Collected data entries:
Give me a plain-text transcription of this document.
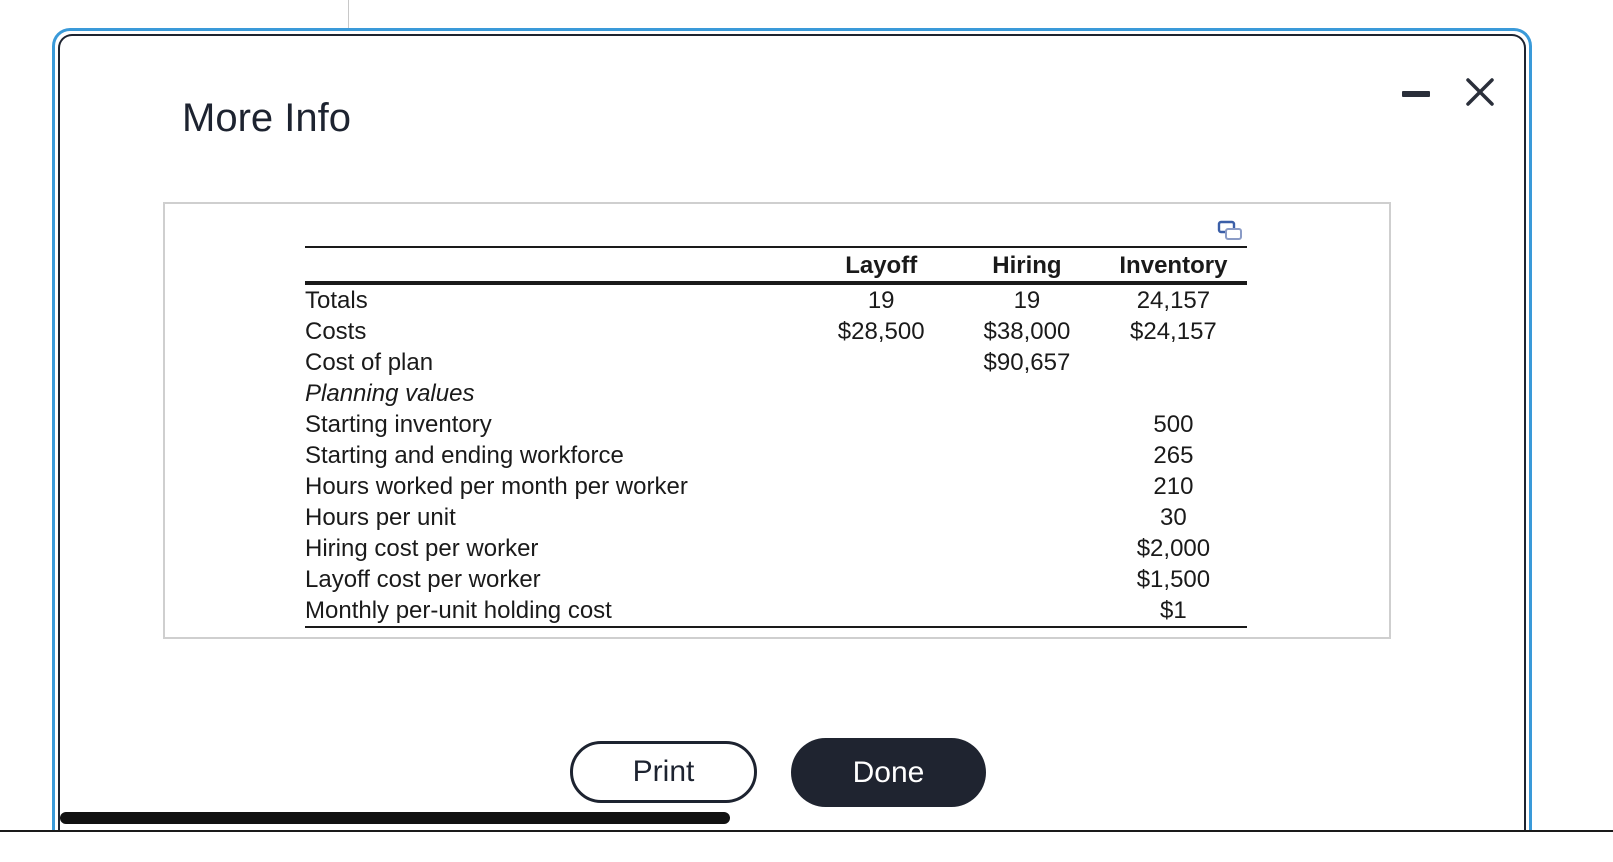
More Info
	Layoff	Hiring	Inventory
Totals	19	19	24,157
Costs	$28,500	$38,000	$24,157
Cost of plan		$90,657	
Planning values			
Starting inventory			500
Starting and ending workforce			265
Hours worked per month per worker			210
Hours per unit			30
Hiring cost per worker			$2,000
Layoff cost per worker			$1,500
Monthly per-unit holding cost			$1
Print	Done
* * *
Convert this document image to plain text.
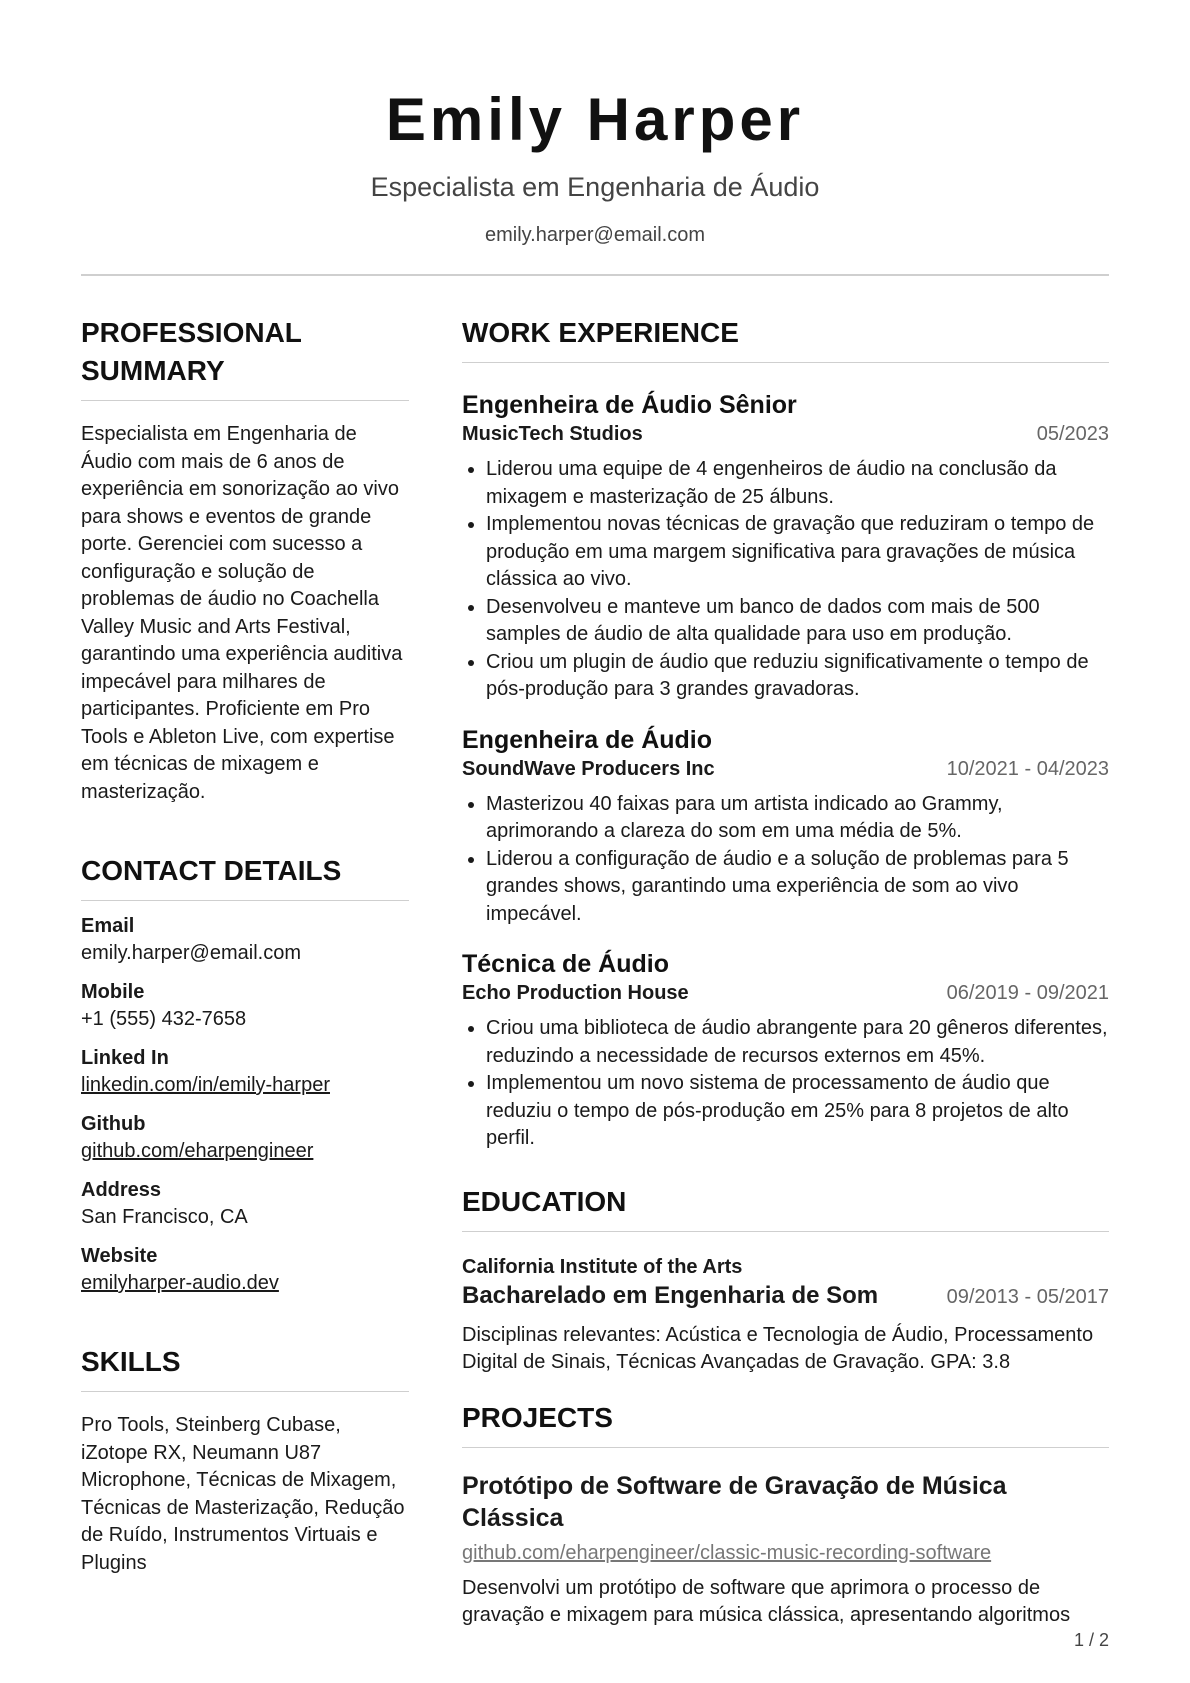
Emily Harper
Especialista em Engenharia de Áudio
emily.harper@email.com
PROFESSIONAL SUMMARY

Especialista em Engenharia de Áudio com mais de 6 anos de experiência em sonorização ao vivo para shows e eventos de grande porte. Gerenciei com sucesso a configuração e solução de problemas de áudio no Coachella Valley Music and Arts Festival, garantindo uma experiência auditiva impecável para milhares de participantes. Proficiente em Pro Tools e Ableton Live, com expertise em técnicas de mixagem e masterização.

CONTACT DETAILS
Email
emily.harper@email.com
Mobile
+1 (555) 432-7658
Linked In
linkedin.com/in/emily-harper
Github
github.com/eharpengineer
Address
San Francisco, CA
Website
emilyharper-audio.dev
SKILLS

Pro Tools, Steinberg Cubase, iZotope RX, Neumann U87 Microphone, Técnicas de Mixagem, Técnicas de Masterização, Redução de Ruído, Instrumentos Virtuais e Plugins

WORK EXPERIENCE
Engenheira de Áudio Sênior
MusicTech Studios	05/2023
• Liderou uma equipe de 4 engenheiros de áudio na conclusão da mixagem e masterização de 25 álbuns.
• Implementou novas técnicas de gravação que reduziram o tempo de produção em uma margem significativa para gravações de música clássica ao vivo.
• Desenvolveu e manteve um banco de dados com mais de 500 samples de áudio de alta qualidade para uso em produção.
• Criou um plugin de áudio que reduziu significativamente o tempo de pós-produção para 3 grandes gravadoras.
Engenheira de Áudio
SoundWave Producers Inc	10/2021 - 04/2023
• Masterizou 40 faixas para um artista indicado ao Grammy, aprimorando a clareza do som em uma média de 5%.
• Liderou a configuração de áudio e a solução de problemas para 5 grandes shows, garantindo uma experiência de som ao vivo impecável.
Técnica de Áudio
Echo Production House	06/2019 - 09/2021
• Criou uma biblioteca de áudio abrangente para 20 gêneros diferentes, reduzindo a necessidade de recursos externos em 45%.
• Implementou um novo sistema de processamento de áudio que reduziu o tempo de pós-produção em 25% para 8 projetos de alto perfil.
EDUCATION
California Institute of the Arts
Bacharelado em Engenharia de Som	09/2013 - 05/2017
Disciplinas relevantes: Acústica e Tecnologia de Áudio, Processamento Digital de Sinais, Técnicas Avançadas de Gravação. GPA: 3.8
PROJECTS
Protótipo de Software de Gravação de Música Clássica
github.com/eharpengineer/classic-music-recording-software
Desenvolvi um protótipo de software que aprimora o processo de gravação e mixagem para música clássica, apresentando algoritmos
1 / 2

*Short task:*
From the entries above, extract each line containing "experiência".

*Written response:*
Especialista em Engenharia de Áudio com mais de 6 anos de experiência em sonorização ao vivo para shows e eventos de grande porte. Gerenciei com sucesso a configuração e solução de problemas de áudio no Coachella Valley Music and Arts Festival, garantindo uma experiência auditiva impecável para milhares de participantes. Proficiente em Pro Tools e Ableton Live, com expertise em técnicas de mixagem e masterização.
• Liderou a configuração de áudio e a solução de problemas para 5 grandes shows, garantindo uma experiência de som ao vivo impecável.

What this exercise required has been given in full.